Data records
§ §

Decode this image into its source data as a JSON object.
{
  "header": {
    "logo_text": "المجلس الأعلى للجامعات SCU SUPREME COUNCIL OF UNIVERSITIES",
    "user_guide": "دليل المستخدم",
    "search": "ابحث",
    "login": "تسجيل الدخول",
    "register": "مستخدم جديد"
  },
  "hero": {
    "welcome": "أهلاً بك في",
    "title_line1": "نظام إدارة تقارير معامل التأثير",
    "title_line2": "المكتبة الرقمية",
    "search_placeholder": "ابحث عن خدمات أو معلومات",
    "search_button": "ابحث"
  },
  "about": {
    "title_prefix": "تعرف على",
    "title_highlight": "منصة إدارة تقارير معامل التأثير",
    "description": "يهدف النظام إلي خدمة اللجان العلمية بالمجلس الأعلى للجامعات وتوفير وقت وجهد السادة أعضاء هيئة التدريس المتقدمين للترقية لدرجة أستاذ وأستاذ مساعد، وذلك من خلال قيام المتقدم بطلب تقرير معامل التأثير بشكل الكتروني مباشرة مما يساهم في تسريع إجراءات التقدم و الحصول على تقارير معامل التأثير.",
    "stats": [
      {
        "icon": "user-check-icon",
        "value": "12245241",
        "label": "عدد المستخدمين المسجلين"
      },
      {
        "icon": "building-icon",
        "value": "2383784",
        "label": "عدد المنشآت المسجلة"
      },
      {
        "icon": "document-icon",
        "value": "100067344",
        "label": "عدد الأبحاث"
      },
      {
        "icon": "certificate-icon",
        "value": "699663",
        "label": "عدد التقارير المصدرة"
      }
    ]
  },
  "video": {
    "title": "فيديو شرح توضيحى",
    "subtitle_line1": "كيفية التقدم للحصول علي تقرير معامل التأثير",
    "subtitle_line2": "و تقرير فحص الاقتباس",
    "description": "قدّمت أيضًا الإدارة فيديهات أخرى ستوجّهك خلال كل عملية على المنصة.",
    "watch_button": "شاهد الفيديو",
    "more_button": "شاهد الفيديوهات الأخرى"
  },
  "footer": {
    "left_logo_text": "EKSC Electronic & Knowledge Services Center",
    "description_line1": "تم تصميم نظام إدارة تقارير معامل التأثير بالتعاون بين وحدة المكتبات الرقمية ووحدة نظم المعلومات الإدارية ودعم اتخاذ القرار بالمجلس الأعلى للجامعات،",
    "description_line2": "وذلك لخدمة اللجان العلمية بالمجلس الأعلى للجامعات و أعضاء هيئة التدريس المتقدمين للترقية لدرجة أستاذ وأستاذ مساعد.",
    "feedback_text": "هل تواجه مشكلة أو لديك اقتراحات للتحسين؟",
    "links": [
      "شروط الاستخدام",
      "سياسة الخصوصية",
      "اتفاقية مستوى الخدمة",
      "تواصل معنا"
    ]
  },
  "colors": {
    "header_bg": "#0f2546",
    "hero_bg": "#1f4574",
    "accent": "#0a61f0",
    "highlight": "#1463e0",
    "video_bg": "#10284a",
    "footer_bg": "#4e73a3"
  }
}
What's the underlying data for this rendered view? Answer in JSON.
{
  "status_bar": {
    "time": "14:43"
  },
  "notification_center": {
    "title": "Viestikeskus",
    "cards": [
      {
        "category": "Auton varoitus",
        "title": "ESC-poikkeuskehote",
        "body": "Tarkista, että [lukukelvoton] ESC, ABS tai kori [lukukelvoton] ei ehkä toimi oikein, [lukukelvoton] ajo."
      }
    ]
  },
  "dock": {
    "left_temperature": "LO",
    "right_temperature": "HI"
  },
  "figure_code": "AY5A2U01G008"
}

§ §

Problem description: Lines containing "icon" are to be counted. State the total and add nothing.

Exercise solution: 4